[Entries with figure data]
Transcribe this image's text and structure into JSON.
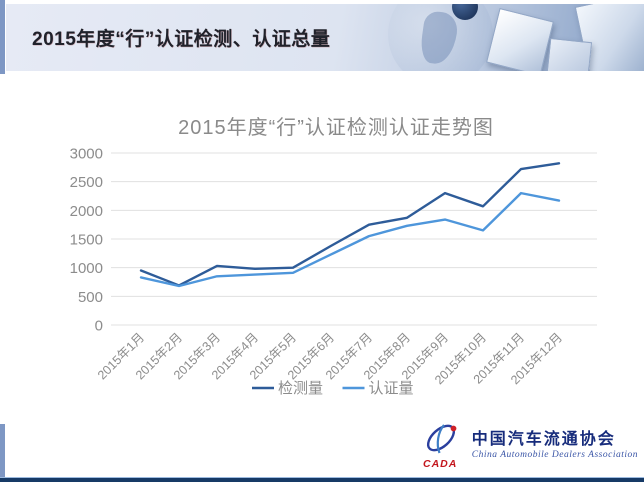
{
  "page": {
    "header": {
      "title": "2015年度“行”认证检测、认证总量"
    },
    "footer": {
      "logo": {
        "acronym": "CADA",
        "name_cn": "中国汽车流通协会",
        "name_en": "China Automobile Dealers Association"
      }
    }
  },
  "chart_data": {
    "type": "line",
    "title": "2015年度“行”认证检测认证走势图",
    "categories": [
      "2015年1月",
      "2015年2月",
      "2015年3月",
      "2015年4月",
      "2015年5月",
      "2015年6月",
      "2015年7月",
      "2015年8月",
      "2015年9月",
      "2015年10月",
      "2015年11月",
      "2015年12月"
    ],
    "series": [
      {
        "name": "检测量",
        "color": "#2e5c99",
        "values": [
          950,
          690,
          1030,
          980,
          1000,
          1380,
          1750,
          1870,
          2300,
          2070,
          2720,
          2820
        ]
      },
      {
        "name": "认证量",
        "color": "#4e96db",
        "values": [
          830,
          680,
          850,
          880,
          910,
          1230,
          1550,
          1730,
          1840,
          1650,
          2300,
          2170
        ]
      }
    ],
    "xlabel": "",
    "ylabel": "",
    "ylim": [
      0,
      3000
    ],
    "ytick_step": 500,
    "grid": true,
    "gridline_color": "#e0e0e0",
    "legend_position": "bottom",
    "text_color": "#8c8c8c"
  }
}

...

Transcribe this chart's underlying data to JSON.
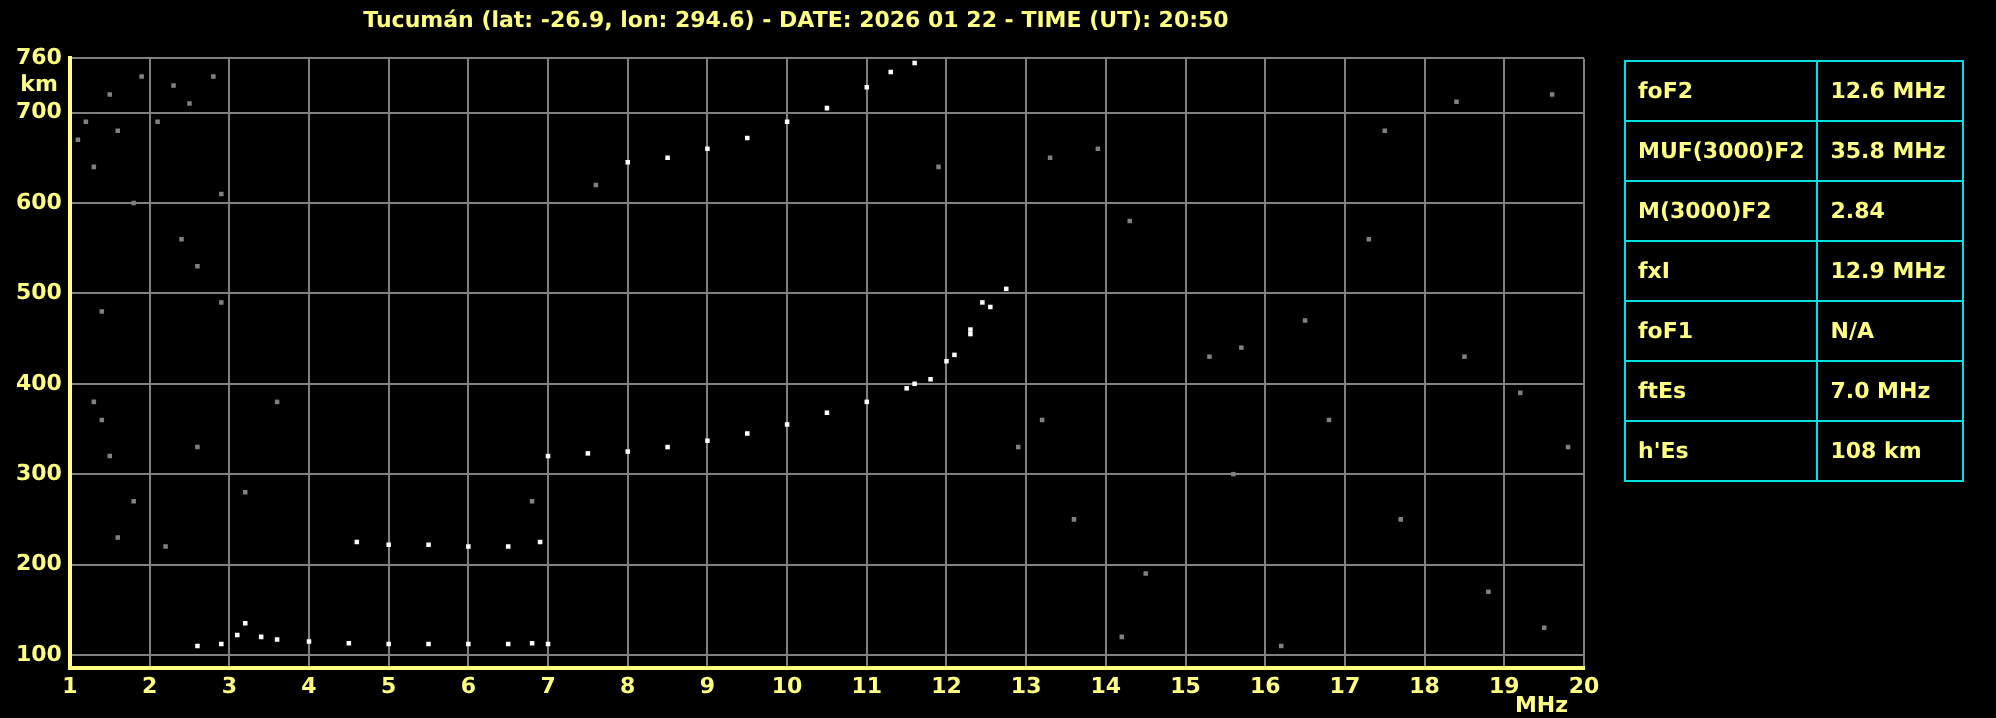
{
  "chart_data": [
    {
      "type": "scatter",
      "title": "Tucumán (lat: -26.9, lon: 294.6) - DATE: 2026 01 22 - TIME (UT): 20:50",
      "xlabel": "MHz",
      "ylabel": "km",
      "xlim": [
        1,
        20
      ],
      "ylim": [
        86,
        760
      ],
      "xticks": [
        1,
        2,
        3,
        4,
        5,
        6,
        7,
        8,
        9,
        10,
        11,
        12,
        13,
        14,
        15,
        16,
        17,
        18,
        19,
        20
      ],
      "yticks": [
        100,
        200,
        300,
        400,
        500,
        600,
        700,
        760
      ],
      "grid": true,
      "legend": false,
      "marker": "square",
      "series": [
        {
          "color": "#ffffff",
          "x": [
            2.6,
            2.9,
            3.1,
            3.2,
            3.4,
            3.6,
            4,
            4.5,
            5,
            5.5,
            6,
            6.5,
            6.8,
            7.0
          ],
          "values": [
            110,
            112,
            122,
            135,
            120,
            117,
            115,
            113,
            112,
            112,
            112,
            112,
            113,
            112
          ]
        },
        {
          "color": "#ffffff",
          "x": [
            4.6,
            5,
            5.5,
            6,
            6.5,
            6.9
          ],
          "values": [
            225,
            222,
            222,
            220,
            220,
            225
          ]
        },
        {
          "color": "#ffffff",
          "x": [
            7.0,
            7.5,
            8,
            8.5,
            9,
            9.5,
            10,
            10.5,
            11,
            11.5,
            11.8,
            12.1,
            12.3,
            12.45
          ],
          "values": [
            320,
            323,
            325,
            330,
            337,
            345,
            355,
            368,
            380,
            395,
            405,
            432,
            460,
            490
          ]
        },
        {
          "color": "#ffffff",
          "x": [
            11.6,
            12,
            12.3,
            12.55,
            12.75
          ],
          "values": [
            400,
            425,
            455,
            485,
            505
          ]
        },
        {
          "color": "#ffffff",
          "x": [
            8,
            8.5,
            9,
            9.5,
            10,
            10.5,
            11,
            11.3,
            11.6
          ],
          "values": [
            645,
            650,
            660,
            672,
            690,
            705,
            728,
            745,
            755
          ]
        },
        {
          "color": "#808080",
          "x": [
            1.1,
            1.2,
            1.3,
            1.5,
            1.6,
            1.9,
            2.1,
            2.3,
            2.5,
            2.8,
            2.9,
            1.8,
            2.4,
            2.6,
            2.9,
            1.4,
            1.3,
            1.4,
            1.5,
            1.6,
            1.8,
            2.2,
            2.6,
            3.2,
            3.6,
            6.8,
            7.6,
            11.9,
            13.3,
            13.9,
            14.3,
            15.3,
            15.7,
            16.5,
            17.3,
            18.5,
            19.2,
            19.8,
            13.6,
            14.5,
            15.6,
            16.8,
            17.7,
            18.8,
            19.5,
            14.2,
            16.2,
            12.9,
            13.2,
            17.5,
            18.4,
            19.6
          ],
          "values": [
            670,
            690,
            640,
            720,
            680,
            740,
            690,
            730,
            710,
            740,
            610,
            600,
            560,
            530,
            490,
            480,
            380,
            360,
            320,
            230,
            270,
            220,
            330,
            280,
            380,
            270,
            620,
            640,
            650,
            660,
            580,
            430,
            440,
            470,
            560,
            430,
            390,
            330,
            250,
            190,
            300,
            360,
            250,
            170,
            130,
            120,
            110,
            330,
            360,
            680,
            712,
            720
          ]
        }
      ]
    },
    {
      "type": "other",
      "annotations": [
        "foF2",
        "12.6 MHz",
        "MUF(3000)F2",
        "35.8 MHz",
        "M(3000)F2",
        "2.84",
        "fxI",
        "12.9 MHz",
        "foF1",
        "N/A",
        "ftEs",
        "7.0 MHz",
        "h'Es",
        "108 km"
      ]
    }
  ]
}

| What needs to be done |
In the entries above, how many lines contain the word "Transcribe"? Answer with the number only.

| Result below |
2